Every record must be repeated exactly, with no omission.
>> BEGIN
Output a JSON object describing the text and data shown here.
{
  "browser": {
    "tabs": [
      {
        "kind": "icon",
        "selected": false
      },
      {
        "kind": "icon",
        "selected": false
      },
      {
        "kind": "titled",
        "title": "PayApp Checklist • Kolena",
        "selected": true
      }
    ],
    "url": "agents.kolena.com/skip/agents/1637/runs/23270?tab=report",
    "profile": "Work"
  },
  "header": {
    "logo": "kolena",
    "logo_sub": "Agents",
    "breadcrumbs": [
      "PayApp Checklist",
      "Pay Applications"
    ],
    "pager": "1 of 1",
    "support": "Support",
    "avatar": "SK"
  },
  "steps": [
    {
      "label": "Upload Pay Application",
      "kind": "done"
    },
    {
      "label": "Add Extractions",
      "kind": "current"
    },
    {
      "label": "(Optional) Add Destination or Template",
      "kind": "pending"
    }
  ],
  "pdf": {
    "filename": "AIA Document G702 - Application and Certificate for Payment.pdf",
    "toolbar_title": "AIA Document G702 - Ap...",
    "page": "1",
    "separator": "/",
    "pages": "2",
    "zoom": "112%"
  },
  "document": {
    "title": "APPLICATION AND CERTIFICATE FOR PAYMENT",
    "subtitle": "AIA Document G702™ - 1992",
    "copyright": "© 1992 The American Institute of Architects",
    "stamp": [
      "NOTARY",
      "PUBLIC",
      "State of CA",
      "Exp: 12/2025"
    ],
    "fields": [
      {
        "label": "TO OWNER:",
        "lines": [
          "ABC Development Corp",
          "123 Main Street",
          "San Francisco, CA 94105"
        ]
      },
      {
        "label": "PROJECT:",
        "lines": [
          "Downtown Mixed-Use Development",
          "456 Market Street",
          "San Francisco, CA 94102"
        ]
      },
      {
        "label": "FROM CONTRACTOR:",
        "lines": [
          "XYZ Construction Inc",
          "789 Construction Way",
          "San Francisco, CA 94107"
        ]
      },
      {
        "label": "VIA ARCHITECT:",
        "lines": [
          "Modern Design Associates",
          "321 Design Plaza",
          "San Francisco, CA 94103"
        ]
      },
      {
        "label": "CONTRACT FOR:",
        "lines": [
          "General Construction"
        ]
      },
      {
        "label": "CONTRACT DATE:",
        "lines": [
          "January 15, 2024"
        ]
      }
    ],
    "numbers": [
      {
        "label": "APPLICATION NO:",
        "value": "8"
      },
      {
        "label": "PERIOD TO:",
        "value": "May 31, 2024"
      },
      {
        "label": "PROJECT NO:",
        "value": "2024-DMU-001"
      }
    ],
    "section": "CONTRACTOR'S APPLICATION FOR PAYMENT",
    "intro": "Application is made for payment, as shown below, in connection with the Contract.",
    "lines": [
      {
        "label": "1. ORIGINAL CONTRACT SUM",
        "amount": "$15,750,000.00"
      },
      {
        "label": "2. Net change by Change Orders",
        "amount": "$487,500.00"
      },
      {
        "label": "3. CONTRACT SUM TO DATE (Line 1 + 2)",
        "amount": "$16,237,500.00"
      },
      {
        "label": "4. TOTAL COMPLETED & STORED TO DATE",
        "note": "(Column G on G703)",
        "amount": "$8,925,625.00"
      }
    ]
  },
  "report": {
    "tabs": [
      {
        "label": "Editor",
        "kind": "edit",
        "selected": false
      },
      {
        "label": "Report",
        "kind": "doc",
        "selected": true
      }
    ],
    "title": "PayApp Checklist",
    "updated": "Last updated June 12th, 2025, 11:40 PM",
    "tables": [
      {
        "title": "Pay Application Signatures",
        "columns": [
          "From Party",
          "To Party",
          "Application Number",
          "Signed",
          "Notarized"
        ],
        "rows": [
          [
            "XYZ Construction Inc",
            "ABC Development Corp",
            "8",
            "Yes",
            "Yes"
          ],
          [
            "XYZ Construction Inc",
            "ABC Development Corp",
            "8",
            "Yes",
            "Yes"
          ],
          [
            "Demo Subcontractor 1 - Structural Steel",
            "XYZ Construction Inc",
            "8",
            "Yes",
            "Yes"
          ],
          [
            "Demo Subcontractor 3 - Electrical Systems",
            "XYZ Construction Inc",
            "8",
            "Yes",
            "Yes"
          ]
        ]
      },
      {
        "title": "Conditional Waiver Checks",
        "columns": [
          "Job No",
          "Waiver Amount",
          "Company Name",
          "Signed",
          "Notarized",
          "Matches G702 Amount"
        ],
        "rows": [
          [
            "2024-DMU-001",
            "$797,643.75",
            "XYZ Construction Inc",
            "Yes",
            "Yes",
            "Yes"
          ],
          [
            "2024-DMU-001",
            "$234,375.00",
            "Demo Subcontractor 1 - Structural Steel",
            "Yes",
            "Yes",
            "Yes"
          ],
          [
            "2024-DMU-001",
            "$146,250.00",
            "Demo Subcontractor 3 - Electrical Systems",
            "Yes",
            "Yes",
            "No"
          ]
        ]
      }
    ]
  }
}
>> END
| SOLUTION TO THIS TASK |
Output a JSON object describing the text and data shown here.
{
  "browser": {
    "tabs": [
      {
        "kind": "icon",
        "selected": false
      },
      {
        "kind": "icon",
        "selected": false
      },
      {
        "kind": "titled",
        "title": "PayApp Checklist • Kolena",
        "selected": true
      }
    ],
    "url": "agents.kolena.com/skip/agents/1637/runs/23270?tab=report",
    "profile": "Work"
  },
  "header": {
    "logo": "kolena",
    "logo_sub": "Agents",
    "breadcrumbs": [
      "PayApp Checklist",
      "Pay Applications"
    ],
    "pager": "1 of 1",
    "support": "Support",
    "avatar": "SK"
  },
  "steps": [
    {
      "label": "Upload Pay Application",
      "kind": "done"
    },
    {
      "label": "Add Extractions",
      "kind": "current"
    },
    {
      "label": "(Optional) Add Destination or Template",
      "kind": "pending"
    }
  ],
  "pdf": {
    "filename": "AIA Document G702 - Application and Certificate for Payment.pdf",
    "toolbar_title": "AIA Document G702 - Ap...",
    "page": "1",
    "separator": "/",
    "pages": "2",
    "zoom": "112%"
  },
  "document": {
    "title": "APPLICATION AND CERTIFICATE FOR PAYMENT",
    "subtitle": "AIA Document G702™ - 1992",
    "copyright": "© 1992 The American Institute of Architects",
    "stamp": [
      "NOTARY",
      "PUBLIC",
      "State of CA",
      "Exp: 12/2025"
    ],
    "fields": [
      {
        "label": "TO OWNER:",
        "lines": [
          "ABC Development Corp",
          "123 Main Street",
          "San Francisco, CA 94105"
        ]
      },
      {
        "label": "PROJECT:",
        "lines": [
          "Downtown Mixed-Use Development",
          "456 Market Street",
          "San Francisco, CA 94102"
        ]
      },
      {
        "label": "FROM CONTRACTOR:",
        "lines": [
          "XYZ Construction Inc",
          "789 Construction Way",
          "San Francisco, CA 94107"
        ]
      },
      {
        "label": "VIA ARCHITECT:",
        "lines": [
          "Modern Design Associates",
          "321 Design Plaza",
          "San Francisco, CA 94103"
        ]
      },
      {
        "label": "CONTRACT FOR:",
        "lines": [
          "General Construction"
        ]
      },
      {
        "label": "CONTRACT DATE:",
        "lines": [
          "January 15, 2024"
        ]
      }
    ],
    "numbers": [
      {
        "label": "APPLICATION NO:",
        "value": "8"
      },
      {
        "label": "PERIOD TO:",
        "value": "May 31, 2024"
      },
      {
        "label": "PROJECT NO:",
        "value": "2024-DMU-001"
      }
    ],
    "section": "CONTRACTOR'S APPLICATION FOR PAYMENT",
    "intro": "Application is made for payment, as shown below, in connection with the Contract.",
    "lines": [
      {
        "label": "1. ORIGINAL CONTRACT SUM",
        "amount": "$15,750,000.00"
      },
      {
        "label": "2. Net change by Change Orders",
        "amount": "$487,500.00"
      },
      {
        "label": "3. CONTRACT SUM TO DATE (Line 1 + 2)",
        "amount": "$16,237,500.00"
      },
      {
        "label": "4. TOTAL COMPLETED & STORED TO DATE",
        "note": "(Column G on G703)",
        "amount": "$8,925,625.00"
      }
    ]
  },
  "report": {
    "tabs": [
      {
        "label": "Editor",
        "kind": "edit",
        "selected": false
      },
      {
        "label": "Report",
        "kind": "doc",
        "selected": true
      }
    ],
    "title": "PayApp Checklist",
    "updated": "Last updated June 12th, 2025, 11:40 PM",
    "tables": [
      {
        "title": "Pay Application Signatures",
        "columns": [
          "From Party",
          "To Party",
          "Application Number",
          "Signed",
          "Notarized"
        ],
        "rows": [
          [
            "XYZ Construction Inc",
            "ABC Development Corp",
            "8",
            "Yes",
            "Yes"
          ],
          [
            "XYZ Construction Inc",
            "ABC Development Corp",
            "8",
            "Yes",
            "Yes"
          ],
          [
            "Demo Subcontractor 1 - Structural Steel",
            "XYZ Construction Inc",
            "8",
            "Yes",
            "Yes"
          ],
          [
            "Demo Subcontractor 3 - Electrical Systems",
            "XYZ Construction Inc",
            "8",
            "Yes",
            "Yes"
          ]
        ]
      },
      {
        "title": "Conditional Waiver Checks",
        "columns": [
          "Job No",
          "Waiver Amount",
          "Company Name",
          "Signed",
          "Notarized",
          "Matches G702 Amount"
        ],
        "rows": [
          [
            "2024-DMU-001",
            "$797,643.75",
            "XYZ Construction Inc",
            "Yes",
            "Yes",
            "Yes"
          ],
          [
            "2024-DMU-001",
            "$234,375.00",
            "Demo Subcontractor 1 - Structural Steel",
            "Yes",
            "Yes",
            "Yes"
          ],
          [
            "2024-DMU-001",
            "$146,250.00",
            "Demo Subcontractor 3 - Electrical Systems",
            "Yes",
            "Yes",
            "No"
          ]
        ]
      }
    ]
  }
}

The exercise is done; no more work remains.